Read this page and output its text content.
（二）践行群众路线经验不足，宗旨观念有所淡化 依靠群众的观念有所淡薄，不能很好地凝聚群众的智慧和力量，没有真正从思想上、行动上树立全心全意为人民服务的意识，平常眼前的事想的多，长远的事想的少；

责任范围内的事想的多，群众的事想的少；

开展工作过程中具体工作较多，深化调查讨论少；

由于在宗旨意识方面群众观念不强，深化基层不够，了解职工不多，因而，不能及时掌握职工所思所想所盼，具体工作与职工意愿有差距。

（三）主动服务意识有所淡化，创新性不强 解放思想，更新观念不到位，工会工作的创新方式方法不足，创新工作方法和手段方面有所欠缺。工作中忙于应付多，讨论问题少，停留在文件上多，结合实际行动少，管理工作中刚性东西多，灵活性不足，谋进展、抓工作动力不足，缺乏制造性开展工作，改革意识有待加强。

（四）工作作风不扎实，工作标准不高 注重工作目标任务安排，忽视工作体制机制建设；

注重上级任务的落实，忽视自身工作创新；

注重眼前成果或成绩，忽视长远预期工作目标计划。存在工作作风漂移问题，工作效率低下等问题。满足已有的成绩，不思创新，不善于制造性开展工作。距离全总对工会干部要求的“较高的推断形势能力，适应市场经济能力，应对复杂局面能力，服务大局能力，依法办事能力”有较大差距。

**Short exercise:** Without leaving anything out, quote all the data.

**Answer for the task:**
Read this page and output its text content.
（二）践行群众路线经验不足，宗旨观念有所淡化 依靠群众的观念有所淡薄，不能很好地凝聚群众的智慧和力量，没有真正从思想上、行动上树立全心全意为人民服务的意识，平常眼前的事想的多，长远的事想的少；

责任范围内的事想的多，群众的事想的少；

开展工作过程中具体工作较多，深化调查讨论少；

由于在宗旨意识方面群众观念不强，深化基层不够，了解职工不多，因而，不能及时掌握职工所思所想所盼，具体工作与职工意愿有差距。

（三）主动服务意识有所淡化，创新性不强 解放思想，更新观念不到位，工会工作的创新方式方法不足，创新工作方法和手段方面有所欠缺。工作中忙于应付多，讨论问题少，停留在文件上多，结合实际行动少，管理工作中刚性东西多，灵活性不足，谋进展、抓工作动力不足，缺乏制造性开展工作，改革意识有待加强。

（四）工作作风不扎实，工作标准不高 注重工作目标任务安排，忽视工作体制机制建设；

注重上级任务的落实，忽视自身工作创新；

注重眼前成果或成绩，忽视长远预期工作目标计划。存在工作作风漂移问题，工作效率低下等问题。满足已有的成绩，不思创新，不善于制造性开展工作。距离全总对工会干部要求的“较高的推断形势能力，适应市场经济能力，应对复杂局面能力，服务大局能力，依法办事能力”有较大差距。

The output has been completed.